__Listed records__:
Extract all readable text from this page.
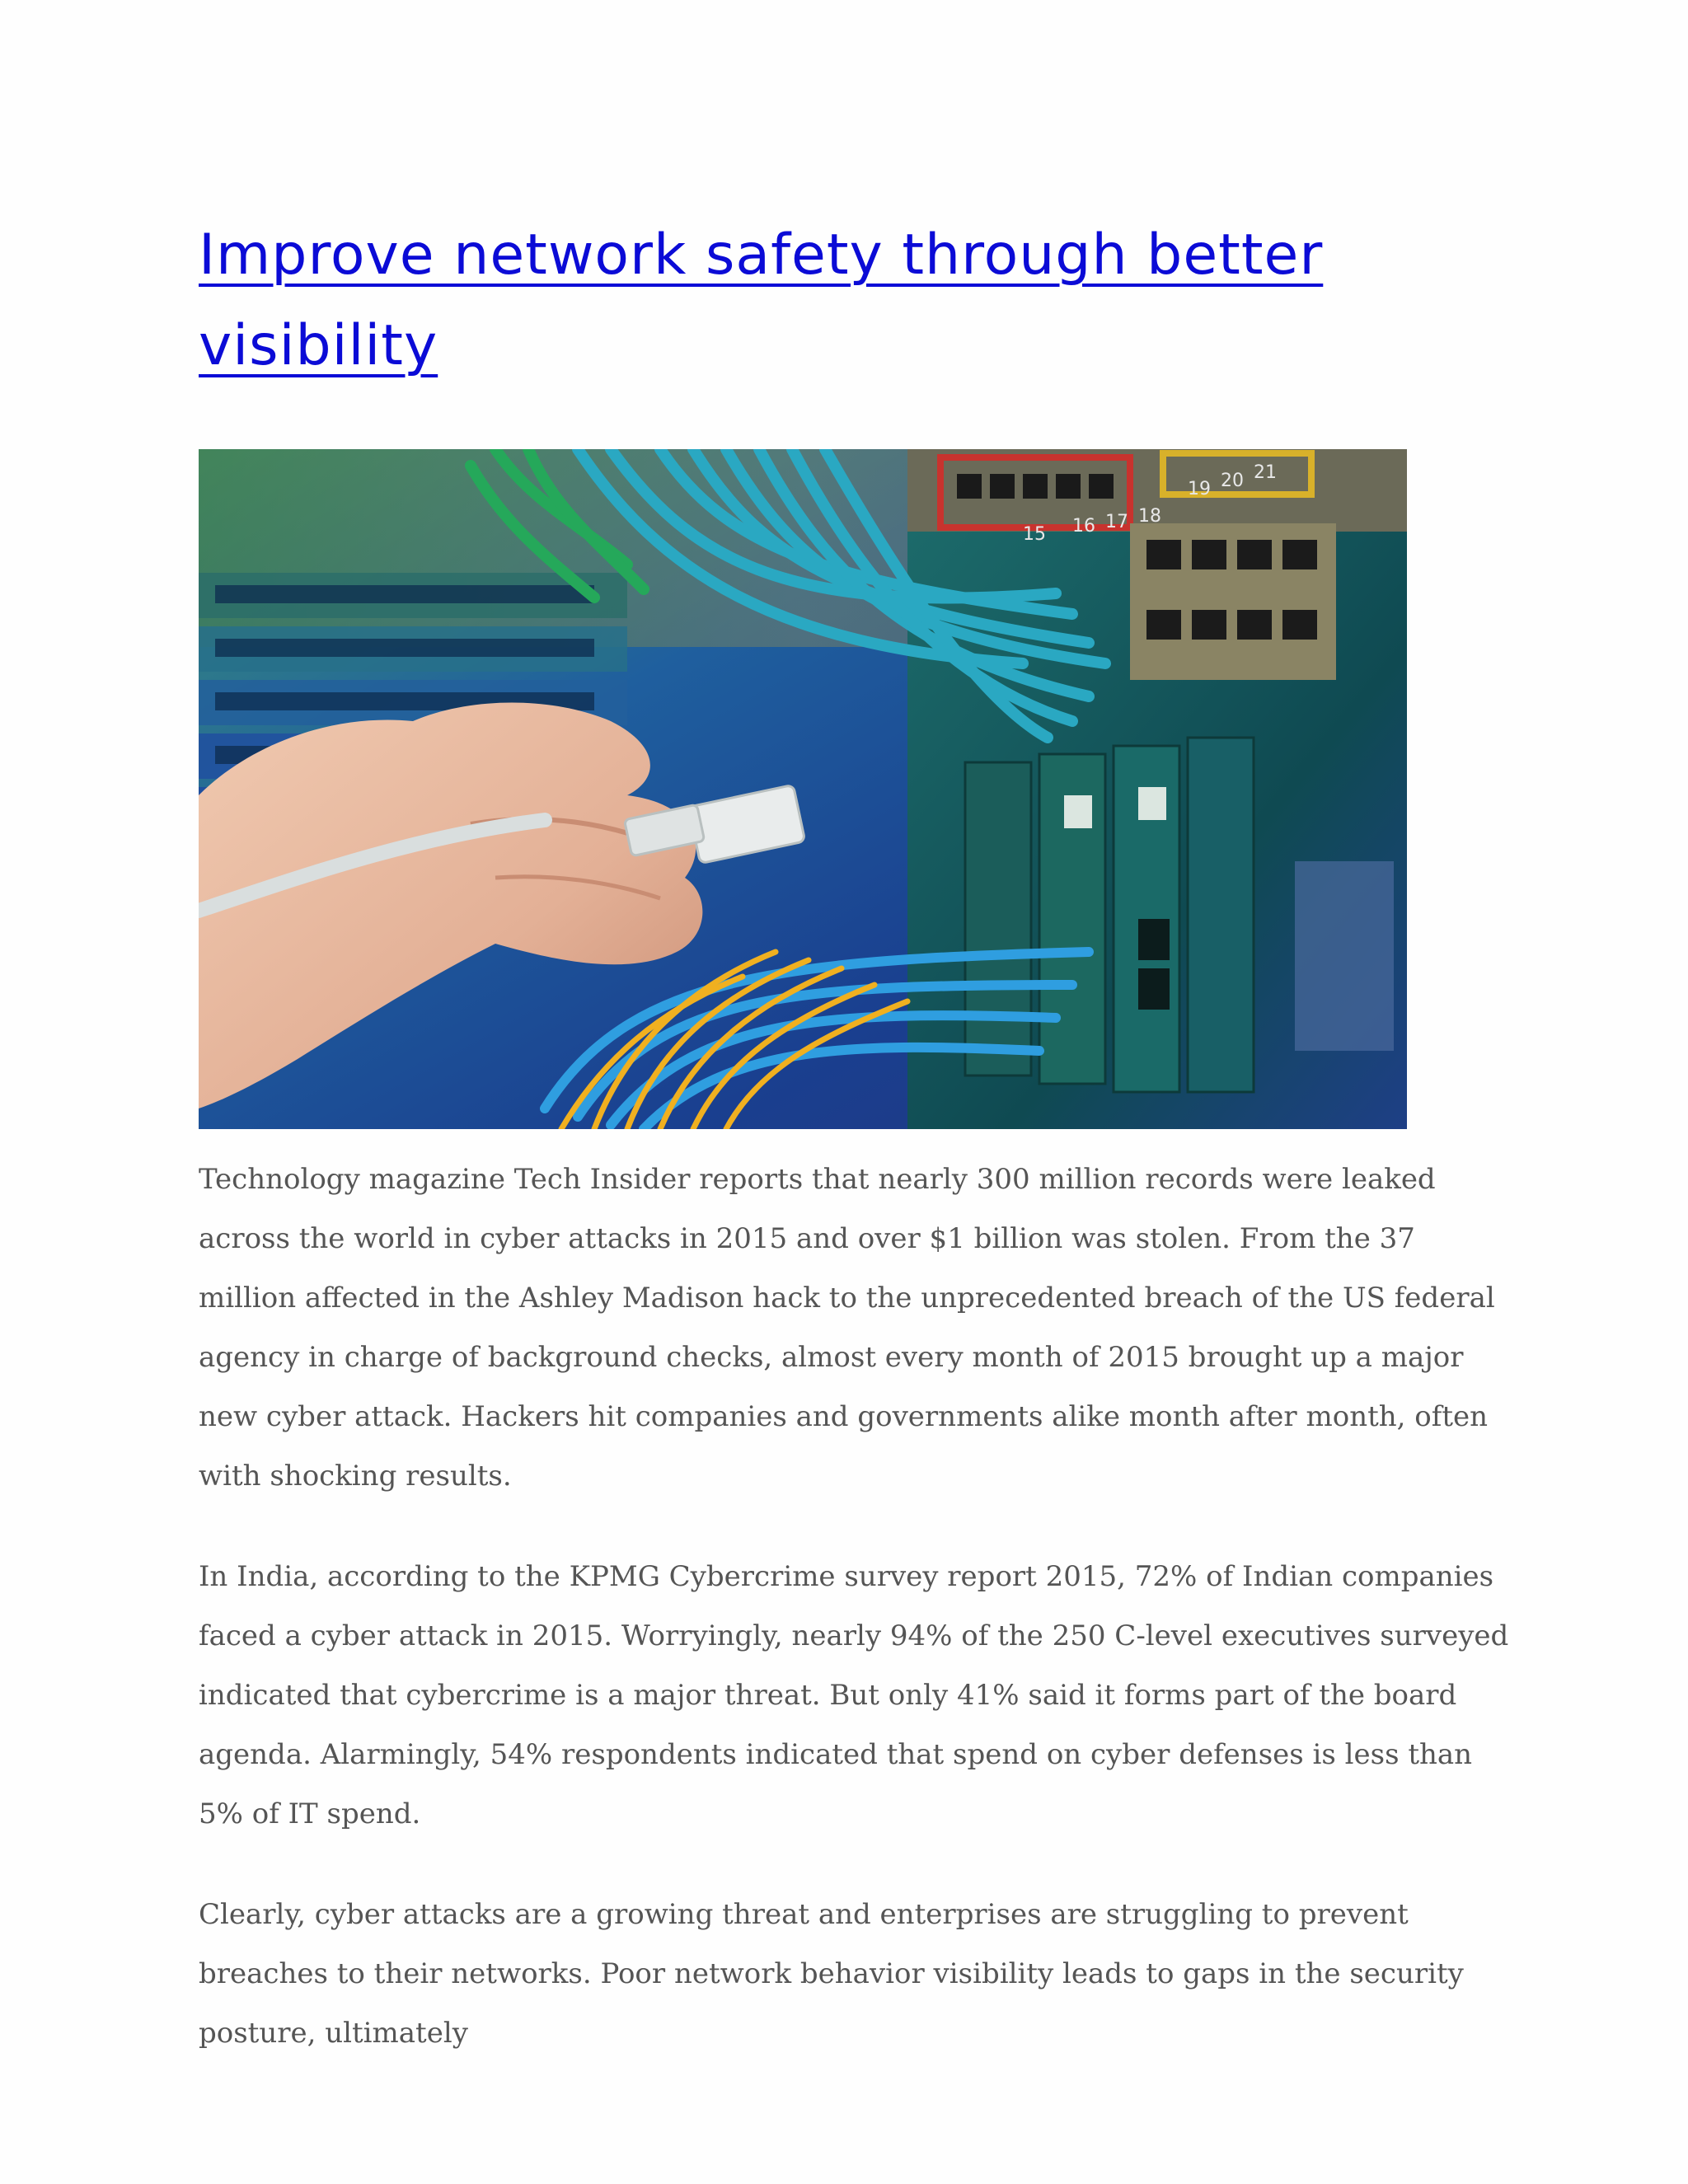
Improve network safety through better visibility
15 16 17 18
19 20 21

Technology magazine Tech Insider reports that nearly 300 million records were leaked across the world in cyber attacks in 2015 and over $1 billion was stolen. From the 37 million affected in the Ashley Madison hack to the unprecedented breach of the US federal agency in charge of background checks, almost every month of 2015 brought up a major new cyber attack. Hackers hit companies and governments alike month after month, often with shocking results.

In India, according to the KPMG Cybercrime survey report 2015, 72% of Indian companies faced a cyber attack in 2015. Worryingly, nearly 94% of the 250 C-level executives surveyed indicated that cybercrime is a major threat. But only 41% said it forms part of the board agenda. Alarmingly, 54% respondents indicated that spend on cyber defenses is less than 5% of IT spend.

Clearly, cyber attacks are a growing threat and enterprises are struggling to prevent breaches to their networks. Poor network behavior visibility leads to gaps in the security posture, ultimately
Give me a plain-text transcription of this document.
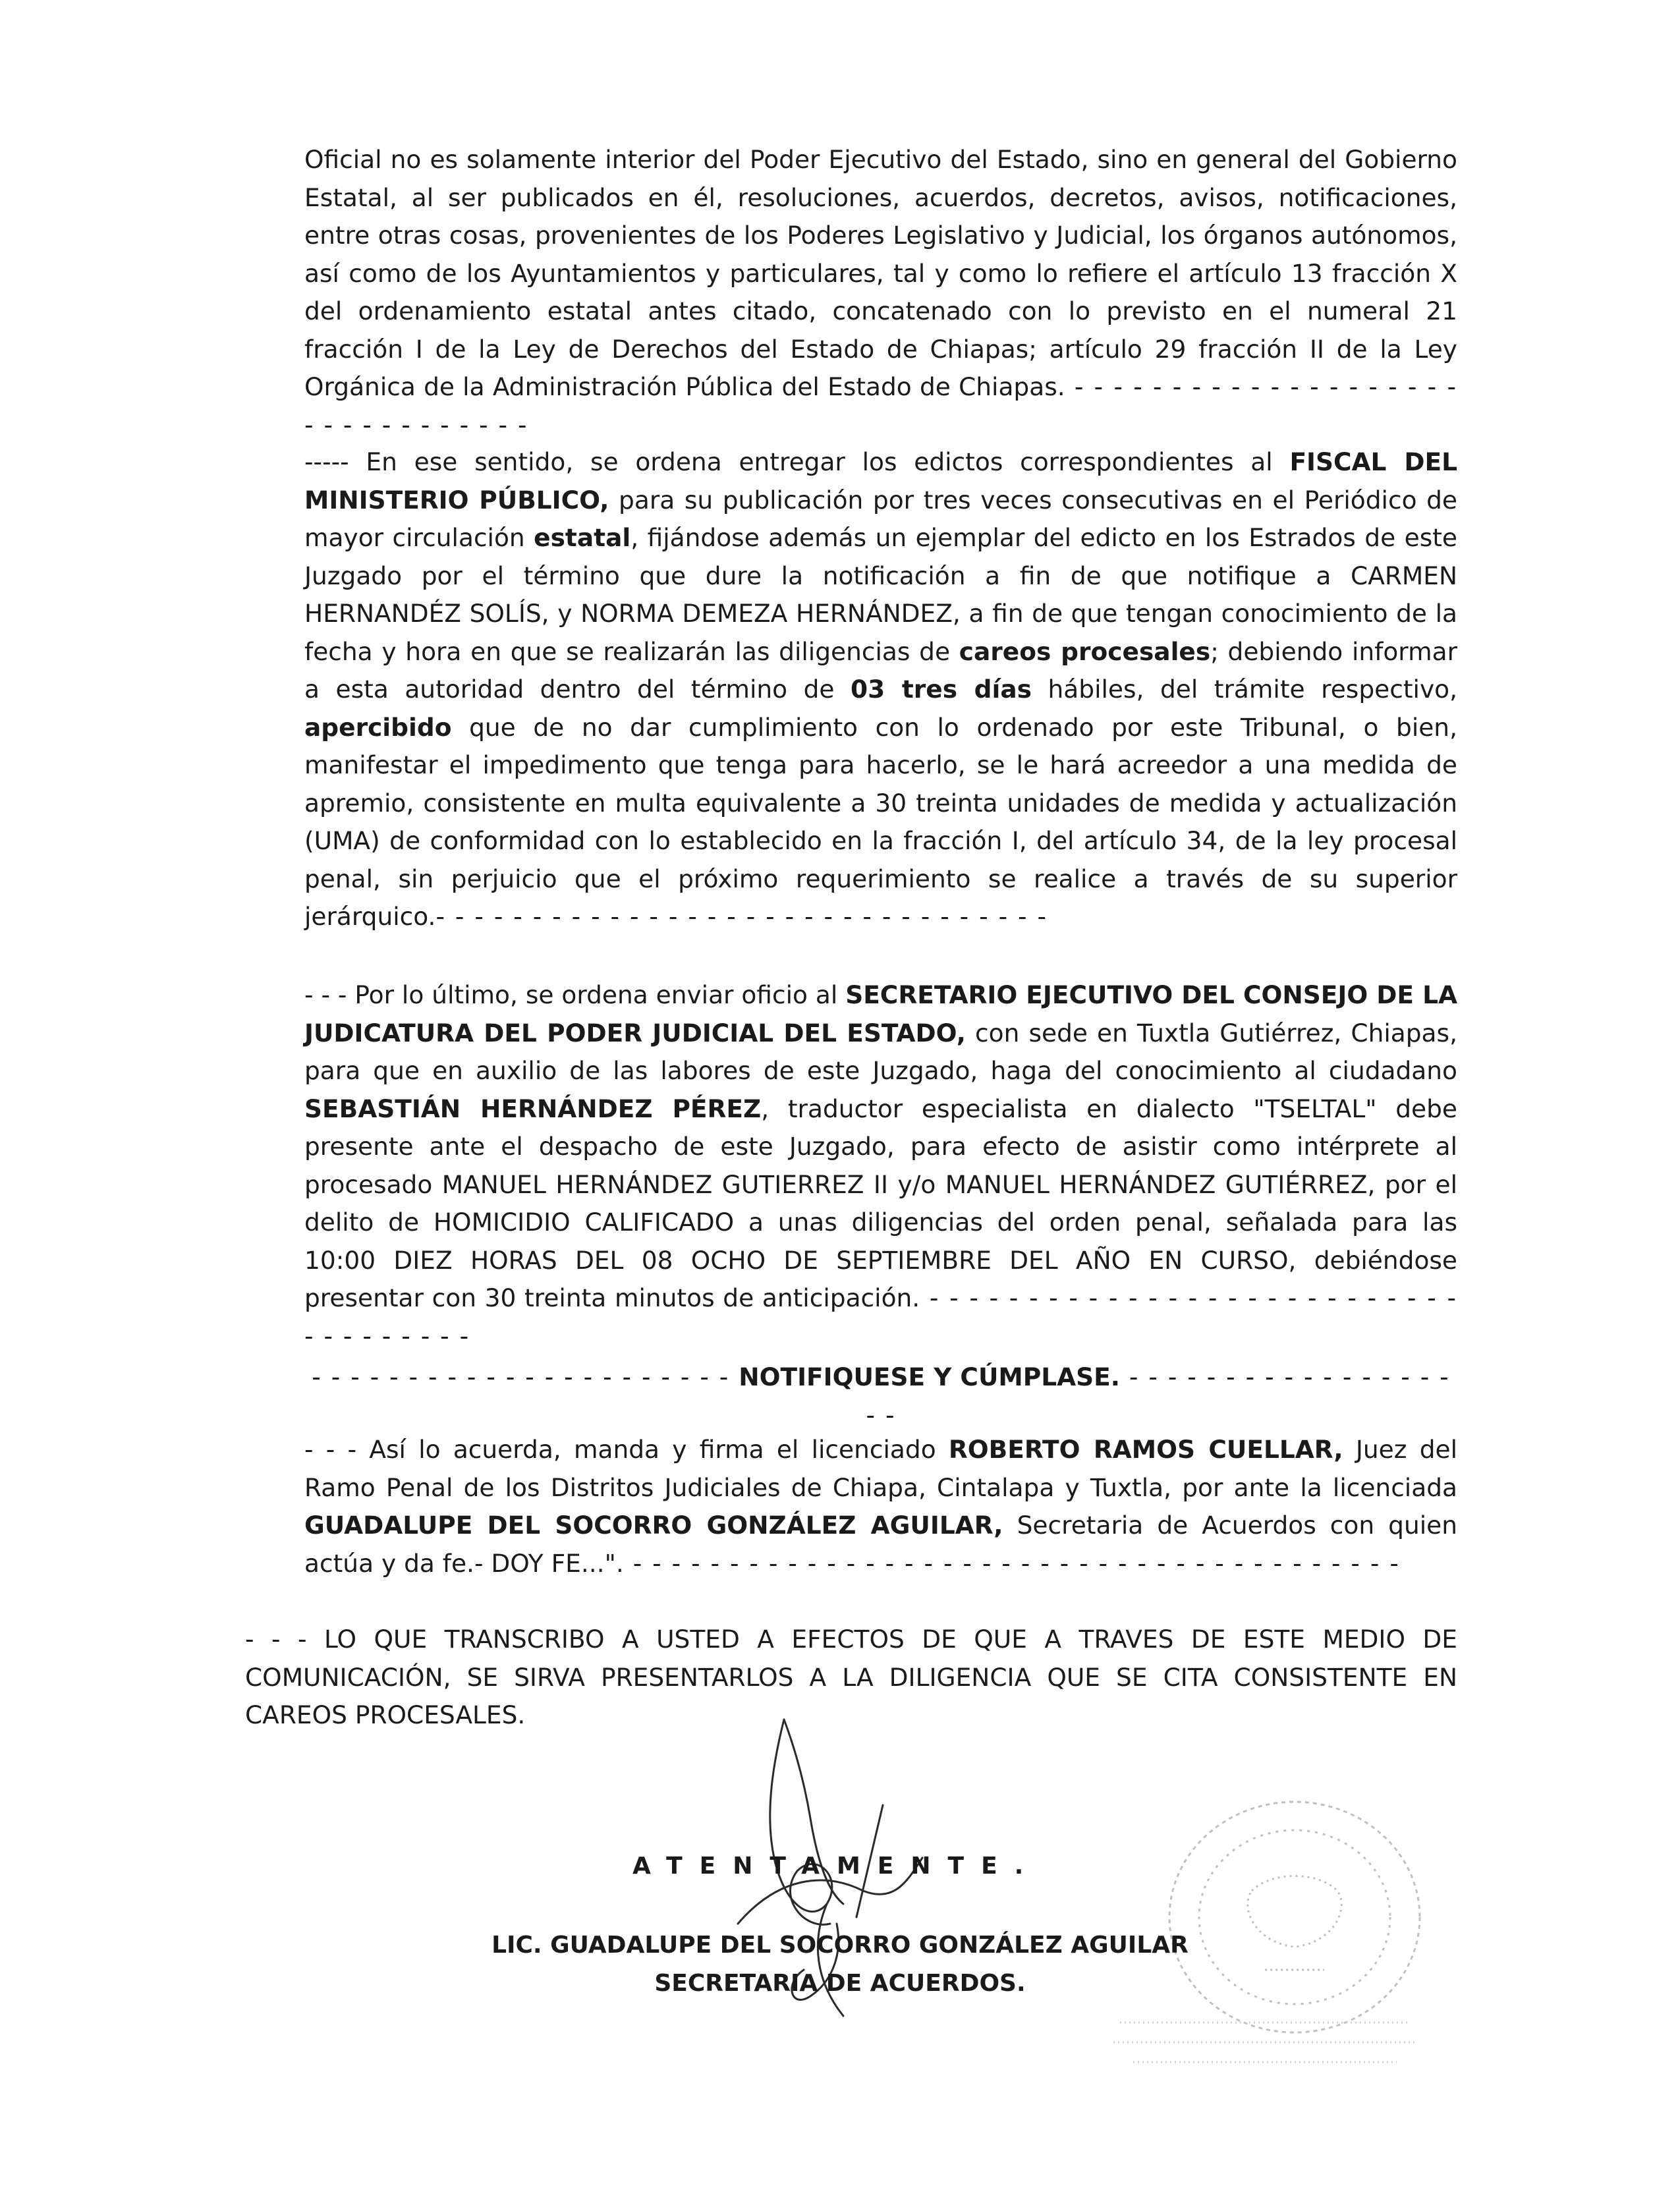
Oficial no es solamente interior del Poder Ejecutivo del Estado, sino en general del Gobierno Estatal, al ser publicados en él, resoluciones, acuerdos, decretos, avisos, notificaciones, entre otras cosas, provenientes de los Poderes Legislativo y Judicial, los órganos autónomos, así como de los Ayuntamientos y particulares, tal y como lo refiere el artículo 13 fracción X del ordenamiento estatal antes citado, concatenado con lo previsto en el numeral 21 fracción I de la Ley de Derechos del Estado de Chiapas; artículo 29 fracción II de la Ley Orgánica de la Administración Pública del Estado de Chiapas. - - - - - - - - - - - - - - - - - - - - - - - - - - - - - - - -

----- En ese sentido, se ordena entregar los edictos correspondientes al FISCAL DEL MINISTERIO PÚBLICO, para su publicación por tres veces consecutivas en el Periódico de mayor circulación estatal, fijándose además un ejemplar del edicto en los Estrados de este Juzgado por el término que dure la notificación a fin de que notifique a CARMEN HERNANDÉZ SOLÍS, y NORMA DEMEZA HERNÁNDEZ, a fin de que tengan conocimiento de la fecha y hora en que se realizarán las diligencias de careos procesales; debiendo informar a esta autoridad dentro del término de 03 tres días hábiles, del trámite respectivo, apercibido que de no dar cumplimiento con lo ordenado por este Tribunal, o bien, manifestar el impedimento que tenga para hacerlo, se le hará acreedor a una medida de apremio, consistente en multa equivalente a 30 treinta unidades de medida y actualización (UMA) de conformidad con lo establecido en la fracción I, del artículo 34, de la ley procesal penal, sin perjuicio que el próximo requerimiento se realice a través de su superior jerárquico.- - - - - - - - - - - - - - - - - - - - - - - - - - - - - - - -

- - - Por lo último, se ordena enviar oficio al SECRETARIO EJECUTIVO DEL CONSEJO DE LA JUDICATURA DEL PODER JUDICIAL DEL ESTADO, con sede en Tuxtla Gutiérrez, Chiapas, para que en auxilio de las labores de este Juzgado, haga del conocimiento al ciudadano SEBASTIÁN HERNÁNDEZ PÉREZ, traductor especialista en dialecto "TSELTAL" debe presente ante el despacho de este Juzgado, para efecto de asistir como intérprete al procesado MANUEL HERNÁNDEZ GUTIERREZ II y/o MANUEL HERNÁNDEZ GUTIÉRREZ, por el delito de HOMICIDIO CALIFICADO a unas diligencias del orden penal, señalada para las 10:00 DIEZ HORAS DEL 08 OCHO DE SEPTIEMBRE DEL AÑO EN CURSO, debiéndose presentar con 30 treinta minutos de anticipación. - - - - - - - - - - - - - - - - - - - - - - - - - - - - - - - - - - - -

- - - - - - - - - - - - - - - - - - - - - - NOTIFIQUESE Y CÚMPLASE. - - - - - - - - - - - - - - - - - - -

- - - Así lo acuerda, manda y firma el licenciado ROBERTO RAMOS CUELLAR, Juez del Ramo Penal de los Distritos Judiciales de Chiapa, Cintalapa y Tuxtla, por ante la licenciada GUADALUPE DEL SOCORRO GONZÁLEZ AGUILAR, Secretaria de Acuerdos con quien actúa y da fe.- DOY FE...". - - - - - - - - - - - - - - - - - - - - - - - - - - - - - - - - - - - - - - - -

- - - LO QUE TRANSCRIBO A USTED A EFECTOS DE QUE A TRAVES DE ESTE MEDIO DE COMUNICACIÓN, SE SIRVA PRESENTARLOS A LA DILIGENCIA QUE SE CITA CONSISTENTE EN CAREOS PROCESALES.

ATENTAMENTE.
LIC. GUADALUPE DEL SOCORRO GONZÁLEZ AGUILAR
SECRETARIA DE ACUERDOS.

__Problem to work on__: Check each line of the records for "network" and copy the ones that contain it.

__Written response__:
Improve network safety through better visibility
Clearly, cyber attacks are a growing threat and enterprises are struggling to prevent breaches to their networks. Poor network behavior visibility leads to gaps in the security posture, ultimately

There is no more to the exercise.